*WRITTEN PROBLEM*
Your task is to copy the material exactly.

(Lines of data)

__________

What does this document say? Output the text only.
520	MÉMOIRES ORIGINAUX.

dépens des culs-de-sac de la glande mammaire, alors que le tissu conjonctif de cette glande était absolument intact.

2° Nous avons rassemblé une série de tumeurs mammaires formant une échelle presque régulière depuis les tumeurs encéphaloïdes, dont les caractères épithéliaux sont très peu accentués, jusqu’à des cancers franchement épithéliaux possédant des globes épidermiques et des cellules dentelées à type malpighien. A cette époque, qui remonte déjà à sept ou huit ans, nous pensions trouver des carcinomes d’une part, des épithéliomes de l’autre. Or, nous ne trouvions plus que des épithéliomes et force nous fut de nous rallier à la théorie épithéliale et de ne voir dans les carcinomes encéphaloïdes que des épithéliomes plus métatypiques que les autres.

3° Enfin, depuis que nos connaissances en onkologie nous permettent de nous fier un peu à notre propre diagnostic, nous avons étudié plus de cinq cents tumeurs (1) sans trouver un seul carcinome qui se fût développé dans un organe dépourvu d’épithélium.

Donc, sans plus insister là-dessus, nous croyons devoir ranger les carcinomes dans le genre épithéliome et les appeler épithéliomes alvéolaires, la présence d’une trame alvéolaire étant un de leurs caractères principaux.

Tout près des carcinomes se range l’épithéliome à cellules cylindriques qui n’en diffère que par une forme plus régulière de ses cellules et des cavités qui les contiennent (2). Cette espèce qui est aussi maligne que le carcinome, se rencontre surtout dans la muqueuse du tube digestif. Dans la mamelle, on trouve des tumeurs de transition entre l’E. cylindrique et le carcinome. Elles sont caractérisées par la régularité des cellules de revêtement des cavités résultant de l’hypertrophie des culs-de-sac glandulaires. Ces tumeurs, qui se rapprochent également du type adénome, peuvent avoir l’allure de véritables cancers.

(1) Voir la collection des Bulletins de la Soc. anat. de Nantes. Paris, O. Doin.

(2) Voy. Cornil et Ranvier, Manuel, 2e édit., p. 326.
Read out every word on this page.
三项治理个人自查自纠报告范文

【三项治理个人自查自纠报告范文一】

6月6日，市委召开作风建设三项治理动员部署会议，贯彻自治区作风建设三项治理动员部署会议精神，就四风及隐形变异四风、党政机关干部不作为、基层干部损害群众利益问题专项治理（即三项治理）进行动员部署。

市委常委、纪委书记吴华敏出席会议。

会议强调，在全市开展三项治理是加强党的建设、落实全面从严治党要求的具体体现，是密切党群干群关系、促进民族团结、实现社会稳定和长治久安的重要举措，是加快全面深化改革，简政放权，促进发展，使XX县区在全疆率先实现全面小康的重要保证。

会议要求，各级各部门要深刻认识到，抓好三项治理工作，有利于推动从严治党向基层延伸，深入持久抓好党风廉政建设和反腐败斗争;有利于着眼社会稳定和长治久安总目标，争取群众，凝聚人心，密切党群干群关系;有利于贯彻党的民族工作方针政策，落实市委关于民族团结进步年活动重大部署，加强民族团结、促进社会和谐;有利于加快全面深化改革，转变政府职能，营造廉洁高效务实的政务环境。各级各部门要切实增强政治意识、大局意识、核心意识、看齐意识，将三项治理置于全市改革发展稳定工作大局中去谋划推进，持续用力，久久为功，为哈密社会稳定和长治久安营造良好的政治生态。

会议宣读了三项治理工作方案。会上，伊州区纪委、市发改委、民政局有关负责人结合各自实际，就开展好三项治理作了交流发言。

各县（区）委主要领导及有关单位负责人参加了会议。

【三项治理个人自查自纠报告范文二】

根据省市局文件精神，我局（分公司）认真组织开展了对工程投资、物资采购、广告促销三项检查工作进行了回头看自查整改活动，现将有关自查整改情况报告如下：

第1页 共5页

__________

*EXERCISE SOLUTION*
What does this document say? Output the text only.
520	MÉMOIRES ORIGINAUX.

dépens des culs-de-sac de la glande mammaire, alors que le tissu conjonctif de cette glande était absolument intact.

2° Nous avons rassemblé une série de tumeurs mammaires formant une échelle presque régulière depuis les tumeurs encéphaloïdes, dont les caractères épithéliaux sont très peu accentués, jusqu’à des cancers franchement épithéliaux possédant des globes épidermiques et des cellules dentelées à type malpighien. A cette époque, qui remonte déjà à sept ou huit ans, nous pensions trouver des carcinomes d’une part, des épithéliomes de l’autre. Or, nous ne trouvions plus que des épithéliomes et force nous fut de nous rallier à la théorie épithéliale et de ne voir dans les carcinomes encéphaloïdes que des épithéliomes plus métatypiques que les autres.

3° Enfin, depuis que nos connaissances en onkologie nous permettent de nous fier un peu à notre propre diagnostic, nous avons étudié plus de cinq cents tumeurs (1) sans trouver un seul carcinome qui se fût développé dans un organe dépourvu d’épithélium.

Donc, sans plus insister là-dessus, nous croyons devoir ranger les carcinomes dans le genre épithéliome et les appeler épithéliomes alvéolaires, la présence d’une trame alvéolaire étant un de leurs caractères principaux.

Tout près des carcinomes se range l’épithéliome à cellules cylindriques qui n’en diffère que par une forme plus régulière de ses cellules et des cavités qui les contiennent (2). Cette espèce qui est aussi maligne que le carcinome, se rencontre surtout dans la muqueuse du tube digestif. Dans la mamelle, on trouve des tumeurs de transition entre l’E. cylindrique et le carcinome. Elles sont caractérisées par la régularité des cellules de revêtement des cavités résultant de l’hypertrophie des culs-de-sac glandulaires. Ces tumeurs, qui se rapprochent également du type adénome, peuvent avoir l’allure de véritables cancers.

(1) Voir la collection des Bulletins de la Soc. anat. de Nantes. Paris, O. Doin.

(2) Voy. Cornil et Ranvier, Manuel, 2e édit., p. 326.
Read out every word on this page.
三项治理个人自查自纠报告范文

【三项治理个人自查自纠报告范文一】

6月6日，市委召开作风建设三项治理动员部署会议，贯彻自治区作风建设三项治理动员部署会议精神，就四风及隐形变异四风、党政机关干部不作为、基层干部损害群众利益问题专项治理（即三项治理）进行动员部署。

市委常委、纪委书记吴华敏出席会议。

会议强调，在全市开展三项治理是加强党的建设、落实全面从严治党要求的具体体现，是密切党群干群关系、促进民族团结、实现社会稳定和长治久安的重要举措，是加快全面深化改革，简政放权，促进发展，使XX县区在全疆率先实现全面小康的重要保证。

会议要求，各级各部门要深刻认识到，抓好三项治理工作，有利于推动从严治党向基层延伸，深入持久抓好党风廉政建设和反腐败斗争;有利于着眼社会稳定和长治久安总目标，争取群众，凝聚人心，密切党群干群关系;有利于贯彻党的民族工作方针政策，落实市委关于民族团结进步年活动重大部署，加强民族团结、促进社会和谐;有利于加快全面深化改革，转变政府职能，营造廉洁高效务实的政务环境。各级各部门要切实增强政治意识、大局意识、核心意识、看齐意识，将三项治理置于全市改革发展稳定工作大局中去谋划推进，持续用力，久久为功，为哈密社会稳定和长治久安营造良好的政治生态。

会议宣读了三项治理工作方案。会上，伊州区纪委、市发改委、民政局有关负责人结合各自实际，就开展好三项治理作了交流发言。

各县（区）委主要领导及有关单位负责人参加了会议。

【三项治理个人自查自纠报告范文二】

根据省市局文件精神，我局（分公司）认真组织开展了对工程投资、物资采购、广告促销三项检查工作进行了回头看自查整改活动，现将有关自查整改情况报告如下：

第1页 共5页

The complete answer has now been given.